**Exercise aim:** Copy all of the material word for word, except for the pictures.

— Start of Material for the task —

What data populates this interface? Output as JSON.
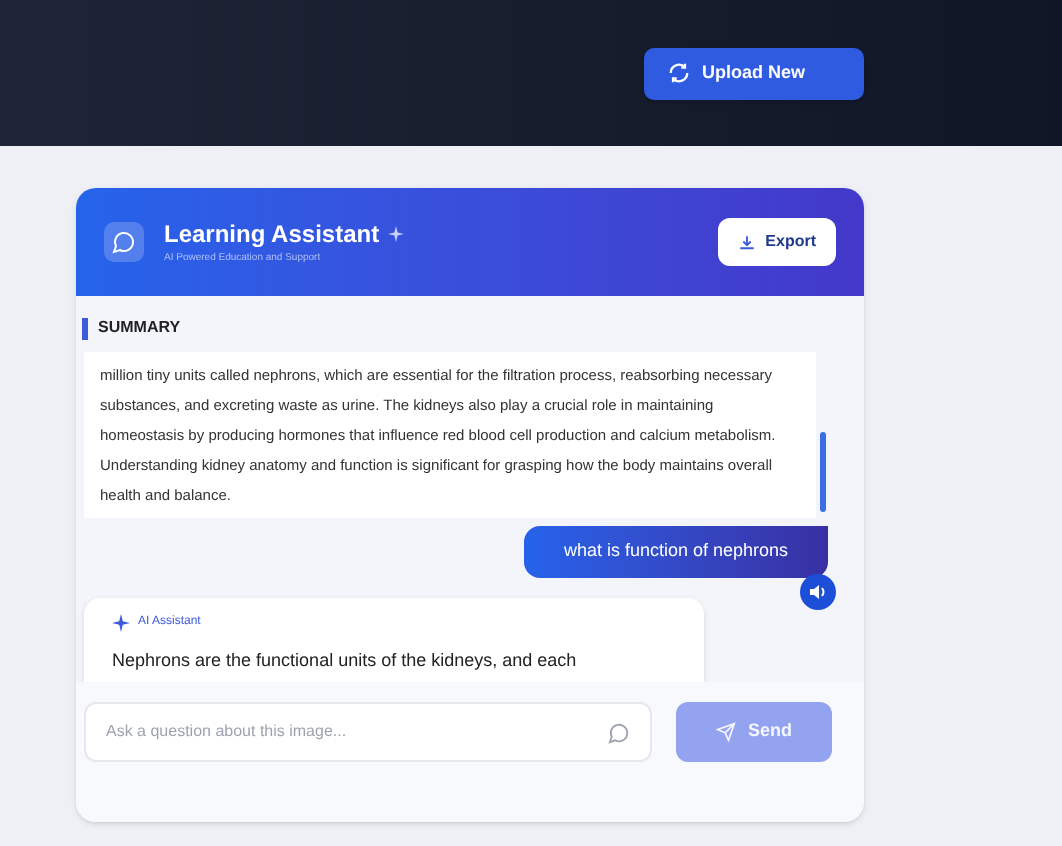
{
  "top_bar": {
    "upload_button": "Upload New"
  },
  "assistant": {
    "title": "Learning Assistant",
    "subtitle": "AI Powered Education and Support",
    "export_button": "Export"
  },
  "summary": {
    "heading": "SUMMARY",
    "text": "million tiny units called nephrons, which are essential for the filtration process, reabsorbing necessary substances, and excreting waste as urine. The kidneys also play a crucial role in maintaining homeostasis by producing hormones that influence red blood cell production and calcium metabolism. Understanding kidney anatomy and function is significant for grasping how the body maintains overall health and balance."
  },
  "messages": [
    {
      "kind": "user",
      "text": "what is function of nephrons"
    },
    {
      "kind": "assistant",
      "sender": "AI Assistant",
      "text": "Nephrons are the functional units of the kidneys, and each"
    }
  ],
  "composer": {
    "placeholder": "Ask a question about this image...",
    "send_button": "Send",
    "disabled": true
  }
}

— End of Material for the task —

**Response to the exercise:**
What data populates this interface? Output as JSON.
{
  "top_bar": {
    "upload_button": "Upload New"
  },
  "assistant": {
    "title": "Learning Assistant",
    "subtitle": "AI Powered Education and Support",
    "export_button": "Export"
  },
  "summary": {
    "heading": "SUMMARY",
    "text": "million tiny units called nephrons, which are essential for the filtration process, reabsorbing necessary substances, and excreting waste as urine. The kidneys also play a crucial role in maintaining homeostasis by producing hormones that influence red blood cell production and calcium metabolism. Understanding kidney anatomy and function is significant for grasping how the body maintains overall health and balance."
  },
  "messages": [
    {
      "kind": "user",
      "text": "what is function of nephrons"
    },
    {
      "kind": "assistant",
      "sender": "AI Assistant",
      "text": "Nephrons are the functional units of the kidneys, and each"
    }
  ],
  "composer": {
    "placeholder": "Ask a question about this image...",
    "send_button": "Send",
    "disabled": true
  }
}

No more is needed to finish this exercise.